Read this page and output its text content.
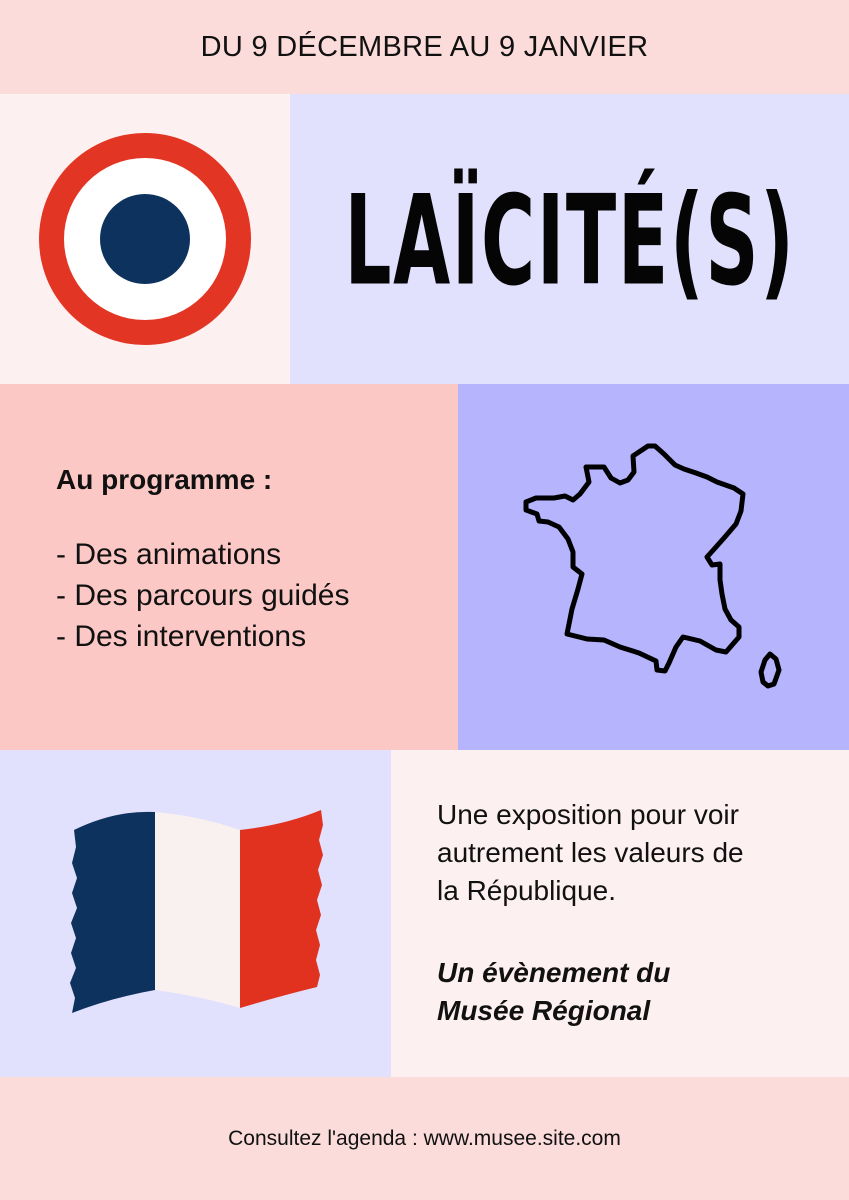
DU 9 DÉCEMBRE AU 9 JANVIER
LAÏCITÉ(S)
Au programme :
- Des animations
- Des parcours guidés
- Des interventions
Une exposition pour voir
autrement les valeurs de
la République.
Un évènement du
Musée Régional
Consultez l'agenda : www.musee.site.com
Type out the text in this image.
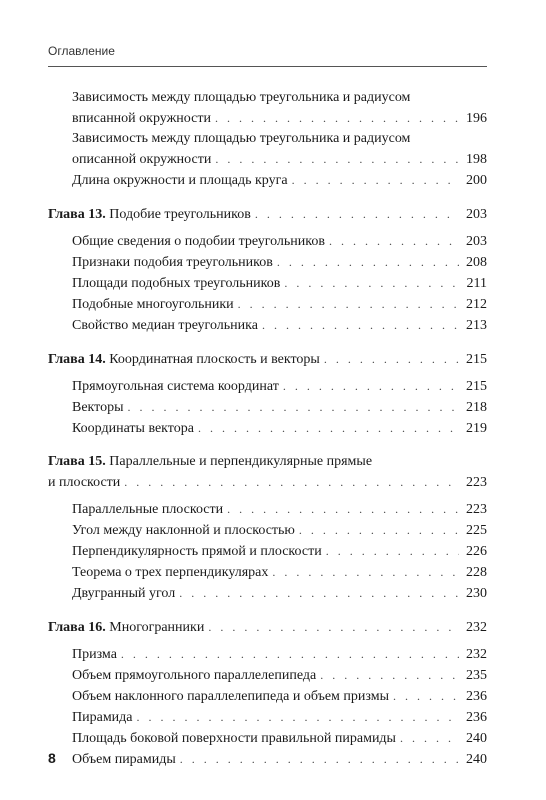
Оглавление
Зависимость между площадью треугольника и радиусом
вписанной окружности . . .	196
Зависимость между площадью треугольника и радиусом
описанной окружности . . .	198
Длина окружности и площадь круга . . .	200
Глава 13. Подобие треугольников . . .	203
Общие сведения о подобии треугольников . . .	203
Признаки подобия треугольников . . .	208
Площади подобных треугольников . . .	211
Подобные многоугольники . . .	212
Свойство медиан треугольника . . .	213
Глава 14. Координатная плоскость и векторы . . .	215
Прямоугольная система координат . . .	215
Векторы . . .	218
Координаты вектора . . .	219
Глава 15. Параллельные и перпендикулярные прямые
и плоскости . . .	223
Параллельные плоскости . . .	223
Угол между наклонной и плоскостью . . .	225
Перпендикулярность прямой и плоскости . . .	226
Теорема о трех перпендикулярах . . .	228
Двугранный угол . . .	230
Глава 16. Многогранники . . .	232
Призма . . .	232
Объем прямоугольного параллелепипеда . . .	235
Объем наклонного параллелепипеда и объем призмы . . .	236
Пирамида . . .	236
Площадь боковой поверхности правильной пирамиды . . .	240
Объем пирамиды . . .	240
8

__SET TASK__: From the material above, gather all lines that include the string "плоскости" and copy them.

__TASK RESPONSE__:
и плоскости . . .	223
Параллельные плоскости . . .	223
Перпендикулярность прямой и плоскости . . .	226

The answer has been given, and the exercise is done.